### Stated goal:
Wherever a line in the data below holds "JSON", copy that line.

### Saved data entries:
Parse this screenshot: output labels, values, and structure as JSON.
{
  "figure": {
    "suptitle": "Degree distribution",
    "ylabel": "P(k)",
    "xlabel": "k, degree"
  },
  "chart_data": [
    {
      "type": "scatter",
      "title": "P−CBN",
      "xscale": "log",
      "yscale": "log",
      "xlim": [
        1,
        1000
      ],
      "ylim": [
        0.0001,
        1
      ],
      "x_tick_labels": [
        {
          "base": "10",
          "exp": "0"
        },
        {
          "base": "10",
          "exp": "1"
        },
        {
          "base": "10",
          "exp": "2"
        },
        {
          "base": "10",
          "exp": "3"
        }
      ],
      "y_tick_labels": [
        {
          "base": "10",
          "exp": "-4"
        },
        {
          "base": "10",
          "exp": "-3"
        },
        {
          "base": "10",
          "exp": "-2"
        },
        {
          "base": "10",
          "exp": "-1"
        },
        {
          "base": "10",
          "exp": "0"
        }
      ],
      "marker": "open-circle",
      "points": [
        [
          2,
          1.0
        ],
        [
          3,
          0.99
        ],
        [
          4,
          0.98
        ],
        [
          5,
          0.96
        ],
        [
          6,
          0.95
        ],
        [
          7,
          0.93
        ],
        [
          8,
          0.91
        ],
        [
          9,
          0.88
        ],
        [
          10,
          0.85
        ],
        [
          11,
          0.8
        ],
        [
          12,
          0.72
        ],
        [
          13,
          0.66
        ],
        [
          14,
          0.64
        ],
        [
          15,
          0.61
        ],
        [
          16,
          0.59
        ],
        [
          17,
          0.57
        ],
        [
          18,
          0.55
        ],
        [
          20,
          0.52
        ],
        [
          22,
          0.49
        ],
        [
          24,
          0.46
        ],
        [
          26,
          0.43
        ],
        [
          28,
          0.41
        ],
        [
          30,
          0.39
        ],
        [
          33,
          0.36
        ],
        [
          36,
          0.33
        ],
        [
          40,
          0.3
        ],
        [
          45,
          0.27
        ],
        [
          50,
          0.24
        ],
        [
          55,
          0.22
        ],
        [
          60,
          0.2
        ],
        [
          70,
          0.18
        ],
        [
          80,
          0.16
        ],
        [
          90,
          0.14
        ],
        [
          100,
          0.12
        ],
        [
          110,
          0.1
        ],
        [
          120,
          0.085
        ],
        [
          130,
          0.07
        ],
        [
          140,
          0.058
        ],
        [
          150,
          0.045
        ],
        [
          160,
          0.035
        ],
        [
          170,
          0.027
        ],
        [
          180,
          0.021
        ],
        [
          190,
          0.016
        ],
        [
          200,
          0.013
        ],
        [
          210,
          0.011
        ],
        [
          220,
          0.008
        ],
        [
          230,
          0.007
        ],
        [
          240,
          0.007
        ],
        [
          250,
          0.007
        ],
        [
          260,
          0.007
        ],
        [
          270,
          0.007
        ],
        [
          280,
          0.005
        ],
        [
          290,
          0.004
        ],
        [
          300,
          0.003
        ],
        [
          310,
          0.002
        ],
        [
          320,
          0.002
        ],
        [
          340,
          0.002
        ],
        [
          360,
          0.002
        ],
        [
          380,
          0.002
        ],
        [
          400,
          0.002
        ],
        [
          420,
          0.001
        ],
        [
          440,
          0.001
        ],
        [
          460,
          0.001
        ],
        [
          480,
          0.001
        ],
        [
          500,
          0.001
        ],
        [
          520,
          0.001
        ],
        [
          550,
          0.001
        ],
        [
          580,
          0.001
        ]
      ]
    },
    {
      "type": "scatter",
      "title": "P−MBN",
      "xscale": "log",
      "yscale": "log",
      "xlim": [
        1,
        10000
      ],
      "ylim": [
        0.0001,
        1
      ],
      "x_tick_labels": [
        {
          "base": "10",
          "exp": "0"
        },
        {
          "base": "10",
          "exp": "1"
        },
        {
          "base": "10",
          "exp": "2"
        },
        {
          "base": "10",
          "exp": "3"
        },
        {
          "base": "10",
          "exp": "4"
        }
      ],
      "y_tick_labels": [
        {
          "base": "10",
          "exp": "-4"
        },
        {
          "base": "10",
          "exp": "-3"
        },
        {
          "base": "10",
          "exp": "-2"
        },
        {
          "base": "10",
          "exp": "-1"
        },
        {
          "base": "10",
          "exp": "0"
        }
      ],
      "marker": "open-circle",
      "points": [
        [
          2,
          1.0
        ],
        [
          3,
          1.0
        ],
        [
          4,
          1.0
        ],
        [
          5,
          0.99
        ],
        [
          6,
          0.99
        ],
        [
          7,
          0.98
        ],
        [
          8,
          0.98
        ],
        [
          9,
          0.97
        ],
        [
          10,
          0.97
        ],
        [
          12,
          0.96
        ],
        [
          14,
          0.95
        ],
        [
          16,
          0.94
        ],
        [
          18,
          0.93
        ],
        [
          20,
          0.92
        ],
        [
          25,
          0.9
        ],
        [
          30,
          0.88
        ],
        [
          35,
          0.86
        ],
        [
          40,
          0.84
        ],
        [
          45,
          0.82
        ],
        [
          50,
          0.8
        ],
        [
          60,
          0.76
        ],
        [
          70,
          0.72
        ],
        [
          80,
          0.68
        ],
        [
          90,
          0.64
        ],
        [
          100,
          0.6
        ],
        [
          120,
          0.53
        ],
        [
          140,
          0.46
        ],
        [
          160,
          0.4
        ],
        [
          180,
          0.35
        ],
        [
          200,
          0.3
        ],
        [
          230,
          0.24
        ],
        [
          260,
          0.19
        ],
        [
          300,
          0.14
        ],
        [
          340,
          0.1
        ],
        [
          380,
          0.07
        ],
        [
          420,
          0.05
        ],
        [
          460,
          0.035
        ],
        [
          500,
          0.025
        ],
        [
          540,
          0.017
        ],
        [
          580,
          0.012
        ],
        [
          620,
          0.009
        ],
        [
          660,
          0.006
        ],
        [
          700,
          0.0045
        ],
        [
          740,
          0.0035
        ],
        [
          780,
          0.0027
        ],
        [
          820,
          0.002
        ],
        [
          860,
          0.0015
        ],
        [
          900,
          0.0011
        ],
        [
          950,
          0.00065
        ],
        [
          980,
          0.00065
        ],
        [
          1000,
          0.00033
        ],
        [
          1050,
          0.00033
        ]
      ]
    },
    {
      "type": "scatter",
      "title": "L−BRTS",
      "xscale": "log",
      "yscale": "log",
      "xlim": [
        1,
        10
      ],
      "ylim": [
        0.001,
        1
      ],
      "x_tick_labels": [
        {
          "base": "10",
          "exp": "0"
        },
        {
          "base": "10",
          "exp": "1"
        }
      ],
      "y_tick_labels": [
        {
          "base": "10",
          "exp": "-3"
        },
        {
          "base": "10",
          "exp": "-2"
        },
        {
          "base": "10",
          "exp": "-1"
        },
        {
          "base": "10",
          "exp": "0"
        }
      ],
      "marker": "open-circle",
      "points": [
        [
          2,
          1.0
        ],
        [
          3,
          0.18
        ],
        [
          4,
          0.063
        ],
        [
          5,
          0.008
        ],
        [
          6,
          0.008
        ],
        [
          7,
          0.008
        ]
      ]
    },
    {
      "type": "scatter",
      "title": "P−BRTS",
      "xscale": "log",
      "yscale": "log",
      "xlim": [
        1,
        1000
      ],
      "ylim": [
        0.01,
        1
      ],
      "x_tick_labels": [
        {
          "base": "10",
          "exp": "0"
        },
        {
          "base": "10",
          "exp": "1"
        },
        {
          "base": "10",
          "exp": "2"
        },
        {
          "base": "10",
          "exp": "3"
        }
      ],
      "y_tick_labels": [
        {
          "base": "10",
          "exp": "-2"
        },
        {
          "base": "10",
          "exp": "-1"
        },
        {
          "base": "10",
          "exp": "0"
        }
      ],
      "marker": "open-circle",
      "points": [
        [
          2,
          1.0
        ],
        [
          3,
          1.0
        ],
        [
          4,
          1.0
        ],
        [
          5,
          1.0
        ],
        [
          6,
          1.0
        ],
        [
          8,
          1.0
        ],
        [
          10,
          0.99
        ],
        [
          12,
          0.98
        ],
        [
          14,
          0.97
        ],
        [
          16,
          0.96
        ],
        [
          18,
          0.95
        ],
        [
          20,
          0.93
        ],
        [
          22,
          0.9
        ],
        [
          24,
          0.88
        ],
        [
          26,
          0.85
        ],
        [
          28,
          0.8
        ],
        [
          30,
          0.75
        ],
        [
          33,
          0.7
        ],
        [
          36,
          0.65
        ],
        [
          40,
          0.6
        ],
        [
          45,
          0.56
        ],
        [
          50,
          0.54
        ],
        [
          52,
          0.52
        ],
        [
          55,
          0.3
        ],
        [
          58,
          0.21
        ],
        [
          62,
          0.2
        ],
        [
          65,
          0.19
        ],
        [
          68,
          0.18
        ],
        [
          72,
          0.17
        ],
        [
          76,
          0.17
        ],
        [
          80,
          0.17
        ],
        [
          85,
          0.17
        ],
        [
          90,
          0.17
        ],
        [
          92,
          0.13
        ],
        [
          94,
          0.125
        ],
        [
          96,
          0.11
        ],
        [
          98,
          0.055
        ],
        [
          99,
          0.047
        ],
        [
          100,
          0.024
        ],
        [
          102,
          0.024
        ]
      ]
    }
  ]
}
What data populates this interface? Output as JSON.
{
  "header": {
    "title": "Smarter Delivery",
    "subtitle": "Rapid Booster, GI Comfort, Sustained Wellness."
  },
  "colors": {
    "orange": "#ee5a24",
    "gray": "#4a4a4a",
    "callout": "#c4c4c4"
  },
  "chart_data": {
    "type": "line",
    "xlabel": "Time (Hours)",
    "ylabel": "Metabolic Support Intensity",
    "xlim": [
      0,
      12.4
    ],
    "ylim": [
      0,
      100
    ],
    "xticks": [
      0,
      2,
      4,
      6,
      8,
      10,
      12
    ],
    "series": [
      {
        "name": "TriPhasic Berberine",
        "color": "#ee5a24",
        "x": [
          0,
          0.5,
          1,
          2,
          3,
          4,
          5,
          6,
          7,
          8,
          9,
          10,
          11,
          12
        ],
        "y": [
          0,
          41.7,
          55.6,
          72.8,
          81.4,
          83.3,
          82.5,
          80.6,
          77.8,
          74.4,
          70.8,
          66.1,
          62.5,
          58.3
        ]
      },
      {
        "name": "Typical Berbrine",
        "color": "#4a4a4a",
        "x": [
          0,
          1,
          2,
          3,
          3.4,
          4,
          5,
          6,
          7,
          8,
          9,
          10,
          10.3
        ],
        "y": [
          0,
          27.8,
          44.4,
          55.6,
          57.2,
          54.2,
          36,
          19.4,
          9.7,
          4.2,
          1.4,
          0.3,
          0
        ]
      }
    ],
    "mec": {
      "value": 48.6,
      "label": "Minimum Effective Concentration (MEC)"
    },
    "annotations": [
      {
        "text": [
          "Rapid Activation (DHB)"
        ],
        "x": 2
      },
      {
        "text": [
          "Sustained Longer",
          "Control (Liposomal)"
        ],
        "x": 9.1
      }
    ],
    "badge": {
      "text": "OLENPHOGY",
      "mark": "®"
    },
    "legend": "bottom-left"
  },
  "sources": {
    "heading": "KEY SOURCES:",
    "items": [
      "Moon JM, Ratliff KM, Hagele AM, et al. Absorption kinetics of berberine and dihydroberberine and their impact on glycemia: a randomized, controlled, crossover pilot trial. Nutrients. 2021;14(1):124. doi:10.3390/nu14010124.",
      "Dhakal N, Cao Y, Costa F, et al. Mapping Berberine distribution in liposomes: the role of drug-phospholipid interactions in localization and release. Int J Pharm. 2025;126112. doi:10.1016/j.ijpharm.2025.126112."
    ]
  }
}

### Answer in full:
Parse this screenshot: output labels, values, and structure as JSON.
What data populates this interface? Output as JSON.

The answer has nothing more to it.